Data tied to figure images
• • • •
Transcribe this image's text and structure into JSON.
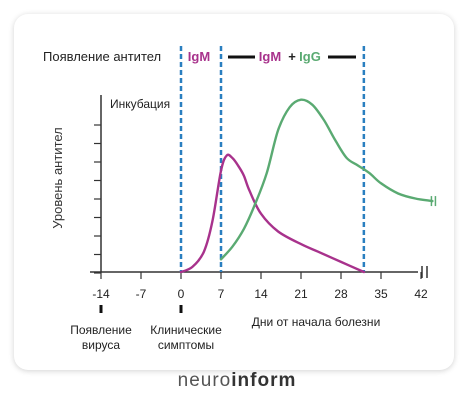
{
  "chart_data": {
    "type": "line",
    "ylabel": "Уровень антител",
    "xlabel": "Дни от начала болезни",
    "x_ticks": [
      -14,
      -7,
      0,
      7,
      14,
      21,
      28,
      35,
      42
    ],
    "xlim": [
      -14,
      42
    ],
    "header_label": "Появление антител",
    "header_igm": "IgM",
    "header_igm2": "IgM",
    "header_plus": "+",
    "header_igg": "IgG",
    "annotations": {
      "incubation": "Инкубация",
      "virus_line1": "Появление",
      "virus_line2": "вируса",
      "symptoms_line1": "Клинические",
      "symptoms_line2": "симптомы"
    },
    "vlines": [
      0,
      7,
      32
    ],
    "series": [
      {
        "name": "IgM",
        "color": "#a8328c",
        "x": [
          0,
          2,
          4,
          5.5,
          7,
          8,
          9,
          10,
          11,
          12,
          14,
          17,
          21,
          24,
          28,
          32
        ],
        "y": [
          0,
          2,
          8,
          20,
          40,
          46,
          45,
          42,
          38,
          32,
          23,
          16,
          11,
          8,
          4,
          0
        ]
      },
      {
        "name": "IgG",
        "color": "#5aaa72",
        "x": [
          7,
          9,
          11,
          13,
          15,
          17,
          19,
          21,
          23,
          25,
          27,
          29,
          31,
          33,
          35,
          38,
          41,
          44
        ],
        "y": [
          5,
          10,
          17,
          27,
          39,
          56,
          65,
          68,
          66,
          60,
          52,
          45,
          42,
          39,
          35,
          31,
          29,
          28
        ]
      }
    ],
    "colors": {
      "axis": "#333333",
      "vline": "#2a7fc0",
      "igm": "#a8328c",
      "igg": "#5aaa72"
    }
  },
  "footer": {
    "left": "neuro",
    "right": "inform"
  }
}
• • • •
▸ **Assignment**
Show, from the entries above, every line that includes the string "Появление".

▸ **Task answer**
    "header_label": "Появление антител",
      "virus_line1": "Появление",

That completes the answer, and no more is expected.